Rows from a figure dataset
——————
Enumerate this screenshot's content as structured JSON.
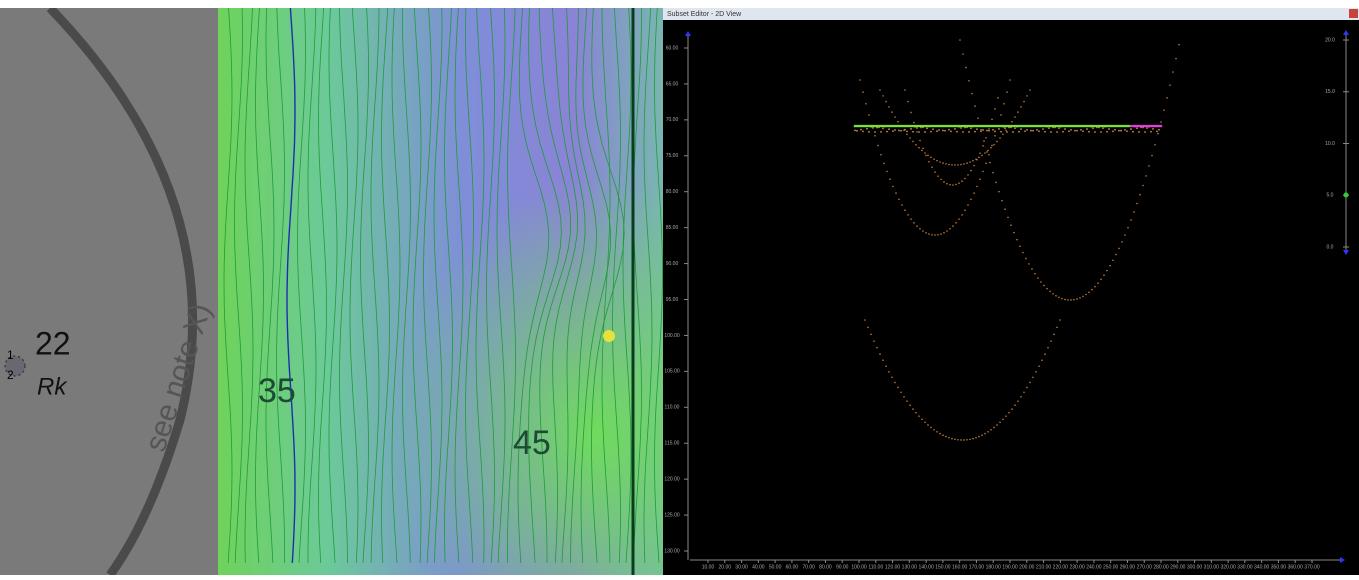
{
  "map": {
    "labels": {
      "depth_22": "22",
      "rock": "Rk",
      "sounding_1": "1",
      "sounding_2": "2",
      "note": "see note X)",
      "contour_35": "35",
      "contour_45": "45"
    }
  },
  "editor": {
    "title": "Subset Editor - 2D View",
    "ylim": [
      60,
      130
    ],
    "xlim": [
      10,
      370
    ],
    "y2lim": [
      0,
      20
    ],
    "yticks": [
      {
        "value": 60,
        "label": "60.00"
      },
      {
        "value": 65,
        "label": "65.00"
      },
      {
        "value": 70,
        "label": "70.00"
      },
      {
        "value": 75,
        "label": "75.00"
      },
      {
        "value": 80,
        "label": "80.00"
      },
      {
        "value": 85,
        "label": "85.00"
      },
      {
        "value": 90,
        "label": "90.00"
      },
      {
        "value": 95,
        "label": "95.00"
      },
      {
        "value": 100,
        "label": "100.00"
      },
      {
        "value": 105,
        "label": "105.00"
      },
      {
        "value": 110,
        "label": "110.00"
      },
      {
        "value": 115,
        "label": "115.00"
      },
      {
        "value": 120,
        "label": "120.00"
      },
      {
        "value": 125,
        "label": "125.00"
      },
      {
        "value": 130,
        "label": "130.00"
      }
    ],
    "xticks": [
      {
        "value": 10,
        "label": "10.00"
      },
      {
        "value": 20,
        "label": "20.00"
      },
      {
        "value": 30,
        "label": "30.00"
      },
      {
        "value": 40,
        "label": "40.00"
      },
      {
        "value": 50,
        "label": "50.00"
      },
      {
        "value": 60,
        "label": "60.00"
      },
      {
        "value": 70,
        "label": "70.00"
      },
      {
        "value": 80,
        "label": "80.00"
      },
      {
        "value": 90,
        "label": "90.00"
      },
      {
        "value": 100,
        "label": "100.00"
      },
      {
        "value": 110,
        "label": "110.00"
      },
      {
        "value": 120,
        "label": "120.00"
      },
      {
        "value": 130,
        "label": "130.00"
      },
      {
        "value": 140,
        "label": "140.00"
      },
      {
        "value": 150,
        "label": "150.00"
      },
      {
        "value": 160,
        "label": "160.00"
      },
      {
        "value": 170,
        "label": "170.00"
      },
      {
        "value": 180,
        "label": "180.00"
      },
      {
        "value": 190,
        "label": "190.00"
      },
      {
        "value": 200,
        "label": "200.00"
      },
      {
        "value": 210,
        "label": "210.00"
      },
      {
        "value": 220,
        "label": "220.00"
      },
      {
        "value": 230,
        "label": "230.00"
      },
      {
        "value": 240,
        "label": "240.00"
      },
      {
        "value": 250,
        "label": "250.00"
      },
      {
        "value": 260,
        "label": "260.00"
      },
      {
        "value": 270,
        "label": "270.00"
      },
      {
        "value": 280,
        "label": "280.00"
      },
      {
        "value": 290,
        "label": "290.00"
      },
      {
        "value": 300,
        "label": "300.00"
      },
      {
        "value": 310,
        "label": "310.00"
      },
      {
        "value": 320,
        "label": "320.00"
      },
      {
        "value": 330,
        "label": "330.00"
      },
      {
        "value": 340,
        "label": "340.00"
      },
      {
        "value": 350,
        "label": "350.00"
      },
      {
        "value": 360,
        "label": "360.00"
      },
      {
        "value": 370,
        "label": "370.00"
      }
    ],
    "y2ticks": [
      {
        "value": 20,
        "label": "20.0"
      },
      {
        "value": 15,
        "label": "15.0"
      },
      {
        "value": 10,
        "label": "10.0"
      },
      {
        "value": 5,
        "label": "5.0"
      },
      {
        "value": 0,
        "label": "0.0"
      }
    ]
  }
}
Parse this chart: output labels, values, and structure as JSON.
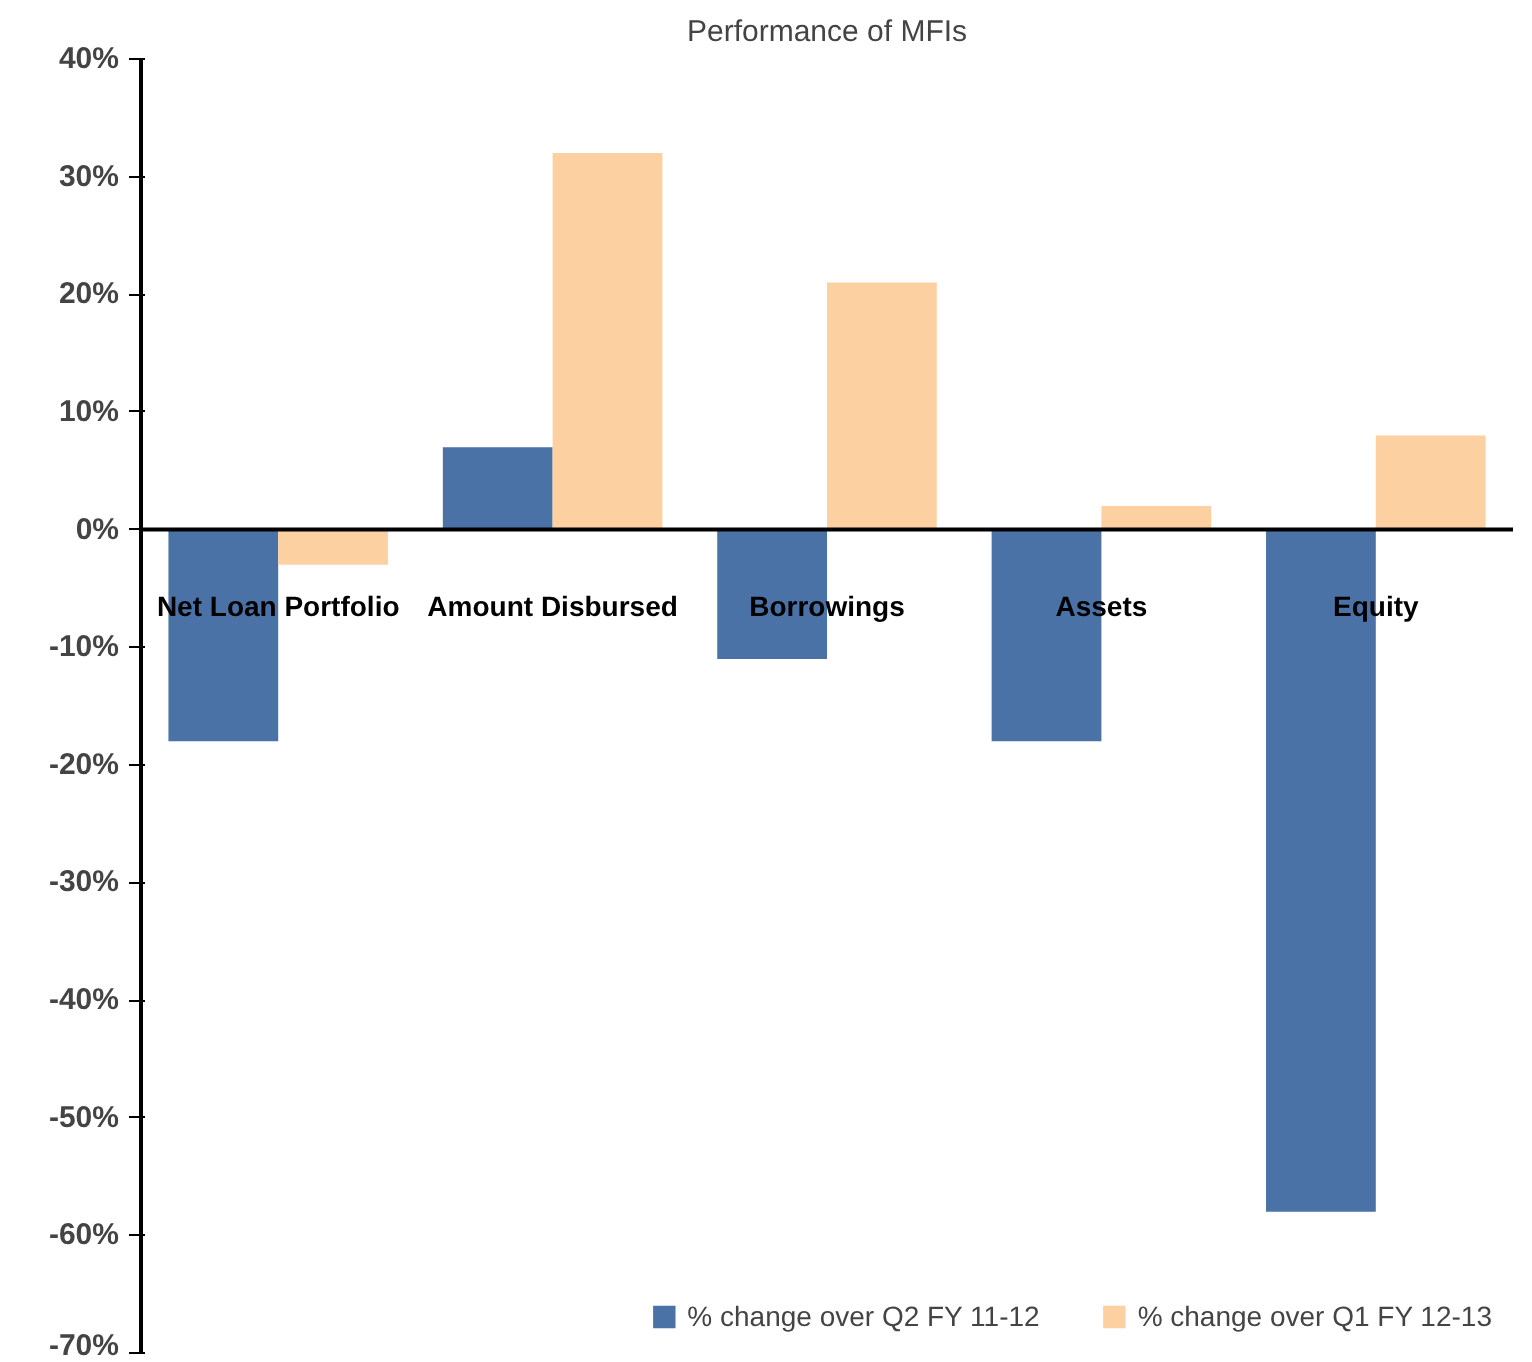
{
  "chart_data": {
    "type": "bar",
    "title": "Performance of MFIs",
    "categories": [
      "Net Loan Portfolio",
      "Amount Disbursed",
      "Borrowings",
      "Assets",
      "Equity"
    ],
    "series": [
      {
        "name": "% change over Q2 FY 11-12",
        "color": "#4a72a6",
        "values": [
          -18,
          7,
          -11,
          -18,
          -58
        ]
      },
      {
        "name": "% change over Q1 FY 12-13",
        "color": "#fdd0a2",
        "values": [
          -3,
          32,
          21,
          2,
          8
        ]
      }
    ],
    "ylim": [
      -70,
      40
    ],
    "yticks": [
      {
        "value": -70,
        "label": "-70%"
      },
      {
        "value": -60,
        "label": "-60%"
      },
      {
        "value": -50,
        "label": "-50%"
      },
      {
        "value": -40,
        "label": "-40%"
      },
      {
        "value": -30,
        "label": "-30%"
      },
      {
        "value": -20,
        "label": "-20%"
      },
      {
        "value": -10,
        "label": "-10%"
      },
      {
        "value": 0,
        "label": "0%"
      },
      {
        "value": 10,
        "label": "10%"
      },
      {
        "value": 20,
        "label": "20%"
      },
      {
        "value": 30,
        "label": "30%"
      },
      {
        "value": 40,
        "label": "40%"
      }
    ],
    "grid": false,
    "legend": "bottom"
  }
}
——————
SET PROBLEM ▸ Out of the material above, select every line that holds the string "labels".

OUTPUT BELOW ▸
    "labels": {
Parse this chart: output labels, values, and structure as JSON.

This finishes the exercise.